### Requirements:
Note how many lines hold "crescendo" and report that number by itself.

### Information provided:
========================================================================

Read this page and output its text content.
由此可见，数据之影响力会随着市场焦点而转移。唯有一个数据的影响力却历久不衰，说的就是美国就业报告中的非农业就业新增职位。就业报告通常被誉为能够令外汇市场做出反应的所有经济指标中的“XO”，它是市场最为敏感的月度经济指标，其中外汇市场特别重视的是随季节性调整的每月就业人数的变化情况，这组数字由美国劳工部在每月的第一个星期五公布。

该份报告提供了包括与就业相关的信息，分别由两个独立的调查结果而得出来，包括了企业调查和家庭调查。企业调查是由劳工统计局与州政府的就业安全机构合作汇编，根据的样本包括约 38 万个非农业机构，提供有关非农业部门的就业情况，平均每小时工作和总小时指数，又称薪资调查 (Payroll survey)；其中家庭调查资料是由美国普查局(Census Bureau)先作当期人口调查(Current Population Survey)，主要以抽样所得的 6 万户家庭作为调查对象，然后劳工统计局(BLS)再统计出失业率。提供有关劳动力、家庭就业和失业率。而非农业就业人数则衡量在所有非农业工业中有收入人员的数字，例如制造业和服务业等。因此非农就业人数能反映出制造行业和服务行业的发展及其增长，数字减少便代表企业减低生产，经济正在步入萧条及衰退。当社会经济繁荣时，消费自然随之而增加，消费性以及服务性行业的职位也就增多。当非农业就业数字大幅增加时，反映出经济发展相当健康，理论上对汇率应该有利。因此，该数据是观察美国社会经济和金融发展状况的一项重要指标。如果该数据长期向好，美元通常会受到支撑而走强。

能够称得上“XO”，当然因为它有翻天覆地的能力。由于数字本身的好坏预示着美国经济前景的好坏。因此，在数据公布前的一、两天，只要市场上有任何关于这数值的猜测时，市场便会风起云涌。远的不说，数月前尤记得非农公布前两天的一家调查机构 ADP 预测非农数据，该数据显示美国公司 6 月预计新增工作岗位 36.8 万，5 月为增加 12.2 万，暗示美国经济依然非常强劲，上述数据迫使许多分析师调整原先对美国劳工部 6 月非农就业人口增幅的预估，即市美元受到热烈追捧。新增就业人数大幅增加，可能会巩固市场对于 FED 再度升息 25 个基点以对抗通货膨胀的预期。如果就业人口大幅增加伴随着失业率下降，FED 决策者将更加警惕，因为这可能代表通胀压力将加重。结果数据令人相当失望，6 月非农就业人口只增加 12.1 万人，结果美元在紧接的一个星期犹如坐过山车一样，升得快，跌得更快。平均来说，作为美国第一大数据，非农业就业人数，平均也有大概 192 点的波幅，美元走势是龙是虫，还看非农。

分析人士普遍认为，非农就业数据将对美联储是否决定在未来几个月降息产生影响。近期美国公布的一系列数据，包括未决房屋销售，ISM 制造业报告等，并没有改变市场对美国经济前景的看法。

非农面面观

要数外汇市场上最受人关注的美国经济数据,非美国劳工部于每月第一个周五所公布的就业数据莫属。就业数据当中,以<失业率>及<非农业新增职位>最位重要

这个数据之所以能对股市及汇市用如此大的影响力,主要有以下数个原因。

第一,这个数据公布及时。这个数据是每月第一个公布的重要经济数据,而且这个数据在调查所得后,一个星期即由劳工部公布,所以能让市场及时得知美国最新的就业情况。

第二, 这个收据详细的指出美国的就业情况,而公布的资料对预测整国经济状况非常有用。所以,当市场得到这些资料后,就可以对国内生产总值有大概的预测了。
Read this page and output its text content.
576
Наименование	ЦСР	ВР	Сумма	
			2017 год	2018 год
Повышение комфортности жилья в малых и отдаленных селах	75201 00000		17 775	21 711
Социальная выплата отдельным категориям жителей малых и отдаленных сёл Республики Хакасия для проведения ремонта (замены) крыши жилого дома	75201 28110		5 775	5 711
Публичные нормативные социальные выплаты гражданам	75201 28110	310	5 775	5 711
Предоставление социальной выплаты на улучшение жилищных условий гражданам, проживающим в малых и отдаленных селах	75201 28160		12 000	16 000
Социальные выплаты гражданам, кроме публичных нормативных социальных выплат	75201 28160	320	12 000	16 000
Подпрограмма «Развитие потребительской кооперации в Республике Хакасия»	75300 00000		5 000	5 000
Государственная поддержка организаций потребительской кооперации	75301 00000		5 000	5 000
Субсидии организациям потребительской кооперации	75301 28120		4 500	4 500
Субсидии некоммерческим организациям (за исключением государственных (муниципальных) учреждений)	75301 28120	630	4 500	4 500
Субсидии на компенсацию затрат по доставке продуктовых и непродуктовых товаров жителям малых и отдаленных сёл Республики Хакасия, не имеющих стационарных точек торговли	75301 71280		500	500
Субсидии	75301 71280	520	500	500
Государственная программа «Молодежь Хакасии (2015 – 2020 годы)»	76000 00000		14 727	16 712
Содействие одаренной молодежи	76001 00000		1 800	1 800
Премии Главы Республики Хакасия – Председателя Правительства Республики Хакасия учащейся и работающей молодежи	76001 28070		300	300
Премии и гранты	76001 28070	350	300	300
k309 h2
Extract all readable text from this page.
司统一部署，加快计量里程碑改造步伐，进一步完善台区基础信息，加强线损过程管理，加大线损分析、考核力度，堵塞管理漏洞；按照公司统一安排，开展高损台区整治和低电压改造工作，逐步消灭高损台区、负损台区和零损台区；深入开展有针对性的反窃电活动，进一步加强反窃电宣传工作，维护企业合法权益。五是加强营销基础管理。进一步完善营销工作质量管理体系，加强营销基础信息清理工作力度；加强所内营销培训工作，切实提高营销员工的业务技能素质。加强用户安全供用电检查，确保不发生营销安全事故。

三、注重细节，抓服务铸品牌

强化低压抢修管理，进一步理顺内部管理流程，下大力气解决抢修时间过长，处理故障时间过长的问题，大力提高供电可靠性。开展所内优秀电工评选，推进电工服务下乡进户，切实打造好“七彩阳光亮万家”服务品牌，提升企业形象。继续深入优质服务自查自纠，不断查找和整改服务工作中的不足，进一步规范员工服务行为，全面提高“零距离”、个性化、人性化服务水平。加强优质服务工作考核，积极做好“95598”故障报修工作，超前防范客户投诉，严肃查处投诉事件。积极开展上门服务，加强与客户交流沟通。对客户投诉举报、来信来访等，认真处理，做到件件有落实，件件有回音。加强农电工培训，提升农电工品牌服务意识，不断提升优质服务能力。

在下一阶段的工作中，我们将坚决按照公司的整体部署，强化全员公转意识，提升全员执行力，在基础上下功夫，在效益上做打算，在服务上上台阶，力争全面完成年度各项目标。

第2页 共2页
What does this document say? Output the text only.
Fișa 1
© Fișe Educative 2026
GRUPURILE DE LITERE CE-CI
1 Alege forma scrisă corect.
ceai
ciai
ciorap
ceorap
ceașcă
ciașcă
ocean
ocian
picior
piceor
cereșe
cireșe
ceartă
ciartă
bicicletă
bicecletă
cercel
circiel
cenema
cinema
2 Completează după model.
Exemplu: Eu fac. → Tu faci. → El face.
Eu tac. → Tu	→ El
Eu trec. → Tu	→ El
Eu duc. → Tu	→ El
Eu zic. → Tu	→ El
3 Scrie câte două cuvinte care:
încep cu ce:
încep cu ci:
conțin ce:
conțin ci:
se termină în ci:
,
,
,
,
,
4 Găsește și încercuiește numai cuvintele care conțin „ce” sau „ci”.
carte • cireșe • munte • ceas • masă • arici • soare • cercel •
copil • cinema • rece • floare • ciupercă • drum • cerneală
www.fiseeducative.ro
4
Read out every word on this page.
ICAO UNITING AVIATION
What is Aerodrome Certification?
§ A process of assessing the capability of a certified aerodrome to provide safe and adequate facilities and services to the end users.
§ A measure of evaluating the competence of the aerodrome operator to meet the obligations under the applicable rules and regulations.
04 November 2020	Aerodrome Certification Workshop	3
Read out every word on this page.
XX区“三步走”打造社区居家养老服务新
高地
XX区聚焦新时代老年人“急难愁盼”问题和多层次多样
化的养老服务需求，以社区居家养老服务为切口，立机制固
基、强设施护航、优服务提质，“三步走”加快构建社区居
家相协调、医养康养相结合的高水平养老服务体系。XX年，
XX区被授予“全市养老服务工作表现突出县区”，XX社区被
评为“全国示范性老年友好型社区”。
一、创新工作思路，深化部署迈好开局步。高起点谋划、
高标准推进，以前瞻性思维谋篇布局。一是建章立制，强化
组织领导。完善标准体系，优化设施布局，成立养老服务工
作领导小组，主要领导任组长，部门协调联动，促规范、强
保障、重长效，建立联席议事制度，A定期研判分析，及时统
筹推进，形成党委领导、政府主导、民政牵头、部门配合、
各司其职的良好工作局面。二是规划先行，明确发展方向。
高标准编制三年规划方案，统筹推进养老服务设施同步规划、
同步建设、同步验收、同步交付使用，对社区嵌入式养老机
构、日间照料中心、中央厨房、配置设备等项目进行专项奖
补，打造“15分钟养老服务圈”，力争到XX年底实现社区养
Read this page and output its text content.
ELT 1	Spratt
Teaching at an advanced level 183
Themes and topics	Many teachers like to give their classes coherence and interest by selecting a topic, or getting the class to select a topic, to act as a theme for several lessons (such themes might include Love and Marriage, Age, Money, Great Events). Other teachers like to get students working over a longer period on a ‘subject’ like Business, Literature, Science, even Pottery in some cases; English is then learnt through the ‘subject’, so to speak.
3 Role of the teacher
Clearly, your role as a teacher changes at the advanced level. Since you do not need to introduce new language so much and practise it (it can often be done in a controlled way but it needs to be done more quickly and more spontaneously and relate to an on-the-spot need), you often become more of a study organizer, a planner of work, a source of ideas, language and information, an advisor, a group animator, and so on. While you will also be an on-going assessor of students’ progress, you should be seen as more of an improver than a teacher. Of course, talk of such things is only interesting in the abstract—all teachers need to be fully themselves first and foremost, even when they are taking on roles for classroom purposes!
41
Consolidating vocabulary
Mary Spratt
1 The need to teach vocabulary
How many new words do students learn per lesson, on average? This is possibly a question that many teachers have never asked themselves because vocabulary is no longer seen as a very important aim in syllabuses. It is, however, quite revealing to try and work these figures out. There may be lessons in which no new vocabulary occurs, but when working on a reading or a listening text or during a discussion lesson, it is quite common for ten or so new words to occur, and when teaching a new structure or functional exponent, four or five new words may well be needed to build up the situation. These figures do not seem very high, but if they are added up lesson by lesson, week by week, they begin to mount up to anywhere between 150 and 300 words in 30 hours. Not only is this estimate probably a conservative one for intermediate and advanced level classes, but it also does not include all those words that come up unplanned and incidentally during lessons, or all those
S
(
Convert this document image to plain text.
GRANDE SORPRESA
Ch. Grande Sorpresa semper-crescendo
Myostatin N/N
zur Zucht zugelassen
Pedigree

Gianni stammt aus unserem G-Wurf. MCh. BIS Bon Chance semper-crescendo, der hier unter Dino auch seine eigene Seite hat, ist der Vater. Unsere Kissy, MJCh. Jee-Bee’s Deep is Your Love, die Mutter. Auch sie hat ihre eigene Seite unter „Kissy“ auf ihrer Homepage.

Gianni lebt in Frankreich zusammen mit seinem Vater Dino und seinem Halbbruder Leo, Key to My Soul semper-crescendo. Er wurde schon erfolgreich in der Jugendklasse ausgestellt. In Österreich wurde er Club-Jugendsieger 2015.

========================================================================

### Result below:
3